**Task**
Count the lines below that contain the word "Beschäftigte" and give only that number.

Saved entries
###

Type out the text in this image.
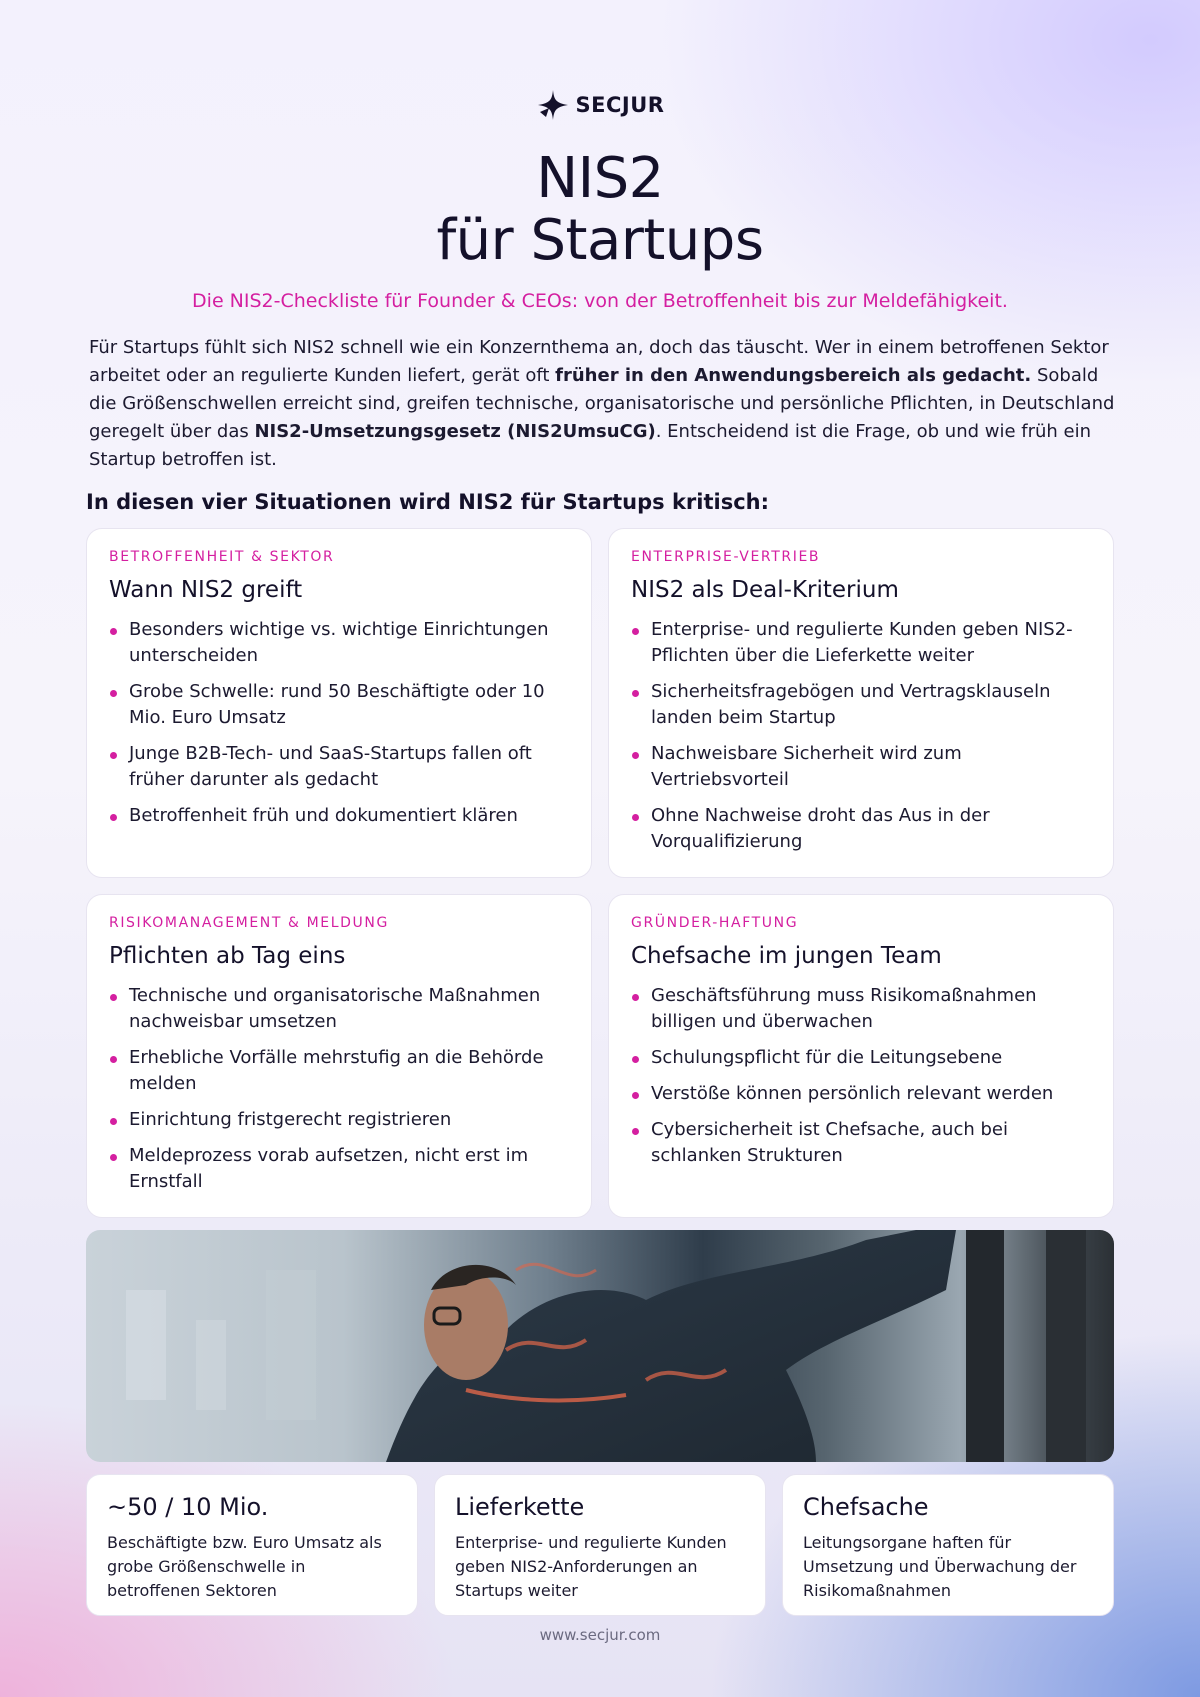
SECJUR
NIS2
für Startups
Die NIS2-Checkliste für Founder & CEOs: von der Betroffenheit bis zur Meldefähigkeit.

Für Startups fühlt sich NIS2 schnell wie ein Konzernthema an, doch das täuscht. Wer in einem betroffenen Sektor arbeitet oder an regulierte Kunden liefert, gerät oft früher in den Anwendungsbereich als gedacht. Sobald die Größenschwellen erreicht sind, greifen technische, organisatorische und persönliche Pflichten, in Deutschland geregelt über das NIS2-Umsetzungsgesetz (NIS2UmsuCG). Entscheidend ist die Frage, ob und wie früh ein Startup betroffen ist.

In diesen vier Situationen wird NIS2 für Startups kritisch:
BETROFFENHEIT & SEKTOR
Wann NIS2 greift
Besonders wichtige vs. wichtige Einrichtungen unterscheiden
Grobe Schwelle: rund 50 Beschäftigte oder 10 Mio. Euro Umsatz
Junge B2B-Tech- und SaaS-Startups fallen oft früher darunter als gedacht
Betroffenheit früh und dokumentiert klären
ENTERPRISE-VERTRIEB
NIS2 als Deal-Kriterium
Enterprise- und regulierte Kunden geben NIS2-Pflichten über die Lieferkette weiter
Sicherheitsfragebögen und Vertragsklauseln landen beim Startup
Nachweisbare Sicherheit wird zum Vertriebsvorteil
Ohne Nachweise droht das Aus in der Vorqualifizierung
RISIKOMANAGEMENT & MELDUNG
Pflichten ab Tag eins
Technische und organisatorische Maßnahmen nachweisbar umsetzen
Erhebliche Vorfälle mehrstufig an die Behörde melden
Einrichtung fristgerecht registrieren
Meldeprozess vorab aufsetzen, nicht erst im Ernstfall
GRÜNDER-HAFTUNG
Chefsache im jungen Team
Geschäftsführung muss Risikomaßnahmen billigen und überwachen
Schulungspflicht für die Leitungsebene
Verstöße können persönlich relevant werden
Cybersicherheit ist Chefsache, auch bei schlanken Strukturen
~50 / 10 Mio.
Beschäftigte bzw. Euro Umsatz als grobe Größenschwelle in betroffenen Sektoren
Lieferkette
Enterprise- und regulierte Kunden geben NIS2-Anforderungen an Startups weiter
Chefsache
Leitungsorgane haften für Umsetzung und Überwachung der Risikomaßnahmen
www.secjur.com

###

**Expected answer**
2